Exercise aim ->
Transcribe the entries that follow, word for word.
================
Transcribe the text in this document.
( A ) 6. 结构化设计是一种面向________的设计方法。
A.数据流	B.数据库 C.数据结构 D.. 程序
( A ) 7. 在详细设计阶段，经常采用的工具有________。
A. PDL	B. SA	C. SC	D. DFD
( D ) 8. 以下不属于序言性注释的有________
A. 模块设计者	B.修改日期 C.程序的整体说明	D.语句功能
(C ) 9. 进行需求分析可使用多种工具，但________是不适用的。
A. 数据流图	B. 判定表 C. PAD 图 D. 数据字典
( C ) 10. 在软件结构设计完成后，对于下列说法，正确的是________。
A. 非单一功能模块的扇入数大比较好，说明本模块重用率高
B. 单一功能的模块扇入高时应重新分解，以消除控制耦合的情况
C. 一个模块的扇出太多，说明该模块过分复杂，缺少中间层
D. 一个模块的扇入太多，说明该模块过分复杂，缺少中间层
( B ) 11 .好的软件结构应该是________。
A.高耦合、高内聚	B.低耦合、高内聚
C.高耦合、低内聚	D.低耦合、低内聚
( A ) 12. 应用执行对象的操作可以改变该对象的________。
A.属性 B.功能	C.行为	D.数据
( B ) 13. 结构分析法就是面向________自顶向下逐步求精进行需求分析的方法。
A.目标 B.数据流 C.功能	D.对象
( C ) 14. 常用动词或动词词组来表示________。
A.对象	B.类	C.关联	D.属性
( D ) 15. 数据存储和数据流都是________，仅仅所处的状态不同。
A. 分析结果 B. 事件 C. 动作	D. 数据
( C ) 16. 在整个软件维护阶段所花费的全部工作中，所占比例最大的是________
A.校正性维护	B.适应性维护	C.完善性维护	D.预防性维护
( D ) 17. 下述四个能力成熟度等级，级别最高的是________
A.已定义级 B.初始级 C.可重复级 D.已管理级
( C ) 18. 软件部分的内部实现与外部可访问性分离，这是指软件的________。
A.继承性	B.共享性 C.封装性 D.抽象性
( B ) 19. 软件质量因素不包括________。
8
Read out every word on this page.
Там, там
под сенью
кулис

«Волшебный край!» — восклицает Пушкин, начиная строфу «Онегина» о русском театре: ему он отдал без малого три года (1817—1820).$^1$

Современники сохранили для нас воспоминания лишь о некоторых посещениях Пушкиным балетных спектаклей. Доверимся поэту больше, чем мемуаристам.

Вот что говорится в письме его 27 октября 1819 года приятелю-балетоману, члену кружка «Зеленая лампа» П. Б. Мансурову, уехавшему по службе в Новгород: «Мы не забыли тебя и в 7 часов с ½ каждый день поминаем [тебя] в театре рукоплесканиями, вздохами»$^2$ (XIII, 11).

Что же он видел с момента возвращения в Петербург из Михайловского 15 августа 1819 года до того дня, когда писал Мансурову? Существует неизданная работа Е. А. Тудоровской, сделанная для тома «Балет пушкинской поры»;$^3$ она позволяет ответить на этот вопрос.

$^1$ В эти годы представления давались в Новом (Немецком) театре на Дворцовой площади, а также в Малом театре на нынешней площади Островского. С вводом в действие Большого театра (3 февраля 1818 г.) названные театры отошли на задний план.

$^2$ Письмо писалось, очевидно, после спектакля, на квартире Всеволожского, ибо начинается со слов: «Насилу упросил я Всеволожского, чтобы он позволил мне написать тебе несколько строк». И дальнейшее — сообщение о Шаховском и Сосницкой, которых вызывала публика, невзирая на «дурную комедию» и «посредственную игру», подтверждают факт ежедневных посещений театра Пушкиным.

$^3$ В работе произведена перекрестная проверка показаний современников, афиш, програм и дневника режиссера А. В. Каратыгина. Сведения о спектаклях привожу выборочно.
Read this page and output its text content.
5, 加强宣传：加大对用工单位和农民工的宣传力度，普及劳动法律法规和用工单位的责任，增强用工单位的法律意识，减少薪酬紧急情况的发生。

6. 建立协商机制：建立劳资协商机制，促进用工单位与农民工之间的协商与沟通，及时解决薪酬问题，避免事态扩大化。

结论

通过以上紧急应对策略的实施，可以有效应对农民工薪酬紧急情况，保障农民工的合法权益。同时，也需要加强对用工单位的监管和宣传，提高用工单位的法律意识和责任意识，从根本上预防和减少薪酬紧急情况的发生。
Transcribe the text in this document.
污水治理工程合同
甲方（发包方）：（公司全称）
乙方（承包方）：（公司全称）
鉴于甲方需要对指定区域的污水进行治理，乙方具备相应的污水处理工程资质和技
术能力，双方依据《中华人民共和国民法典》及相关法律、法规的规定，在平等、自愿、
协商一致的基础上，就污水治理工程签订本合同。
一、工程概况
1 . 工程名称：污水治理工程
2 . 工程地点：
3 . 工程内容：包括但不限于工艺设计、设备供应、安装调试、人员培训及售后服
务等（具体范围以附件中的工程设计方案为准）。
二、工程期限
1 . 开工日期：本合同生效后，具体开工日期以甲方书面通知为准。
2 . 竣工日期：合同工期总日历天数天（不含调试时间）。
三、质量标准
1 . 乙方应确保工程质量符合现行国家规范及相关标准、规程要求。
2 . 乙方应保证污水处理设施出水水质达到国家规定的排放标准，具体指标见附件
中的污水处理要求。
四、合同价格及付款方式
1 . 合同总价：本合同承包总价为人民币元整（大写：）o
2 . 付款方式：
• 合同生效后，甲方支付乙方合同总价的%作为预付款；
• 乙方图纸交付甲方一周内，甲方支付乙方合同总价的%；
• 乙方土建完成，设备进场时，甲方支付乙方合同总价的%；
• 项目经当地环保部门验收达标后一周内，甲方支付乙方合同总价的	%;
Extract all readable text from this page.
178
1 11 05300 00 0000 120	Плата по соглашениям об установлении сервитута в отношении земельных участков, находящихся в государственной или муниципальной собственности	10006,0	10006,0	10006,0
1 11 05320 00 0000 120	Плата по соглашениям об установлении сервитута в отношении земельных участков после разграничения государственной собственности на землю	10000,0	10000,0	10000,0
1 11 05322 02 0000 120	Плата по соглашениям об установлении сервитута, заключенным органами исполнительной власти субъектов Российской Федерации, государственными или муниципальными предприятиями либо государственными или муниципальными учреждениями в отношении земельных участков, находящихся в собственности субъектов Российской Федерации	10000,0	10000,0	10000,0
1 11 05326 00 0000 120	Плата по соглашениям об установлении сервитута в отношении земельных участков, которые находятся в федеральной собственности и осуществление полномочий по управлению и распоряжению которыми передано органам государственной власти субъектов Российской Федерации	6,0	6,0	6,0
================
Solution to this problem ->
Transcribe the text in this document.
( A ) 6. 结构化设计是一种面向________的设计方法。
A.数据流	B.数据库 C.数据结构 D.. 程序
( A ) 7. 在详细设计阶段，经常采用的工具有________。
A. PDL	B. SA	C. SC	D. DFD
( D ) 8. 以下不属于序言性注释的有________
A. 模块设计者	B.修改日期 C.程序的整体说明	D.语句功能
(C ) 9. 进行需求分析可使用多种工具，但________是不适用的。
A. 数据流图	B. 判定表 C. PAD 图 D. 数据字典
( C ) 10. 在软件结构设计完成后，对于下列说法，正确的是________。
A. 非单一功能模块的扇入数大比较好，说明本模块重用率高
B. 单一功能的模块扇入高时应重新分解，以消除控制耦合的情况
C. 一个模块的扇出太多，说明该模块过分复杂，缺少中间层
D. 一个模块的扇入太多，说明该模块过分复杂，缺少中间层
( B ) 11 .好的软件结构应该是________。
A.高耦合、高内聚	B.低耦合、高内聚
C.高耦合、低内聚	D.低耦合、低内聚
( A ) 12. 应用执行对象的操作可以改变该对象的________。
A.属性 B.功能	C.行为	D.数据
( B ) 13. 结构分析法就是面向________自顶向下逐步求精进行需求分析的方法。
A.目标 B.数据流 C.功能	D.对象
( C ) 14. 常用动词或动词词组来表示________。
A.对象	B.类	C.关联	D.属性
( D ) 15. 数据存储和数据流都是________，仅仅所处的状态不同。
A. 分析结果 B. 事件 C. 动作	D. 数据
( C ) 16. 在整个软件维护阶段所花费的全部工作中，所占比例最大的是________
A.校正性维护	B.适应性维护	C.完善性维护	D.预防性维护
( D ) 17. 下述四个能力成熟度等级，级别最高的是________
A.已定义级 B.初始级 C.可重复级 D.已管理级
( C ) 18. 软件部分的内部实现与外部可访问性分离，这是指软件的________。
A.继承性	B.共享性 C.封装性 D.抽象性
( B ) 19. 软件质量因素不包括________。
8
Read out every word on this page.
Там, там
под сенью
кулис

«Волшебный край!» — восклицает Пушкин, начиная строфу «Онегина» о русском театре: ему он отдал без малого три года (1817—1820).$^1$

Современники сохранили для нас воспоминания лишь о некоторых посещениях Пушкиным балетных спектаклей. Доверимся поэту больше, чем мемуаристам.

Вот что говорится в письме его 27 октября 1819 года приятелю-балетоману, члену кружка «Зеленая лампа» П. Б. Мансурову, уехавшему по службе в Новгород: «Мы не забыли тебя и в 7 часов с ½ каждый день поминаем [тебя] в театре рукоплесканиями, вздохами»$^2$ (XIII, 11).

Что же он видел с момента возвращения в Петербург из Михайловского 15 августа 1819 года до того дня, когда писал Мансурову? Существует неизданная работа Е. А. Тудоровской, сделанная для тома «Балет пушкинской поры»;$^3$ она позволяет ответить на этот вопрос.

$^1$ В эти годы представления давались в Новом (Немецком) театре на Дворцовой площади, а также в Малом театре на нынешней площади Островского. С вводом в действие Большого театра (3 февраля 1818 г.) названные театры отошли на задний план.

$^2$ Письмо писалось, очевидно, после спектакля, на квартире Всеволожского, ибо начинается со слов: «Насилу упросил я Всеволожского, чтобы он позволил мне написать тебе несколько строк». И дальнейшее — сообщение о Шаховском и Сосницкой, которых вызывала публика, невзирая на «дурную комедию» и «посредственную игру», подтверждают факт ежедневных посещений театра Пушкиным.

$^3$ В работе произведена перекрестная проверка показаний современников, афиш, програм и дневника режиссера А. В. Каратыгина. Сведения о спектаклях привожу выборочно.
Read this page and output its text content.
5, 加强宣传：加大对用工单位和农民工的宣传力度，普及劳动法律法规和用工单位的责任，增强用工单位的法律意识，减少薪酬紧急情况的发生。

6. 建立协商机制：建立劳资协商机制，促进用工单位与农民工之间的协商与沟通，及时解决薪酬问题，避免事态扩大化。

结论

通过以上紧急应对策略的实施，可以有效应对农民工薪酬紧急情况，保障农民工的合法权益。同时，也需要加强对用工单位的监管和宣传，提高用工单位的法律意识和责任意识，从根本上预防和减少薪酬紧急情况的发生。
Transcribe the text in this document.
污水治理工程合同
甲方（发包方）：（公司全称）
乙方（承包方）：（公司全称）
鉴于甲方需要对指定区域的污水进行治理，乙方具备相应的污水处理工程资质和技
术能力，双方依据《中华人民共和国民法典》及相关法律、法规的规定，在平等、自愿、
协商一致的基础上，就污水治理工程签订本合同。
一、工程概况
1 . 工程名称：污水治理工程
2 . 工程地点：
3 . 工程内容：包括但不限于工艺设计、设备供应、安装调试、人员培训及售后服
务等（具体范围以附件中的工程设计方案为准）。
二、工程期限
1 . 开工日期：本合同生效后，具体开工日期以甲方书面通知为准。
2 . 竣工日期：合同工期总日历天数天（不含调试时间）。
三、质量标准
1 . 乙方应确保工程质量符合现行国家规范及相关标准、规程要求。
2 . 乙方应保证污水处理设施出水水质达到国家规定的排放标准，具体指标见附件
中的污水处理要求。
四、合同价格及付款方式
1 . 合同总价：本合同承包总价为人民币元整（大写：）o
2 . 付款方式：
• 合同生效后，甲方支付乙方合同总价的%作为预付款；
• 乙方图纸交付甲方一周内，甲方支付乙方合同总价的%；
• 乙方土建完成，设备进场时，甲方支付乙方合同总价的%；
• 项目经当地环保部门验收达标后一周内，甲方支付乙方合同总价的	%;
Extract all readable text from this page.
178
1 11 05300 00 0000 120	Плата по соглашениям об установлении сервитута в отношении земельных участков, находящихся в государственной или муниципальной собственности	10006,0	10006,0	10006,0
1 11 05320 00 0000 120	Плата по соглашениям об установлении сервитута в отношении земельных участков после разграничения государственной собственности на землю	10000,0	10000,0	10000,0
1 11 05322 02 0000 120	Плата по соглашениям об установлении сервитута, заключенным органами исполнительной власти субъектов Российской Федерации, государственными или муниципальными предприятиями либо государственными или муниципальными учреждениями в отношении земельных участков, находящихся в собственности субъектов Российской Федерации	10000,0	10000,0	10000,0
1 11 05326 00 0000 120	Плата по соглашениям об установлении сервитута в отношении земельных участков, которые находятся в федеральной собственности и осуществление полномочий по управлению и распоряжению которыми передано органам государственной власти субъектов Российской Федерации	6,0	6,0	6,0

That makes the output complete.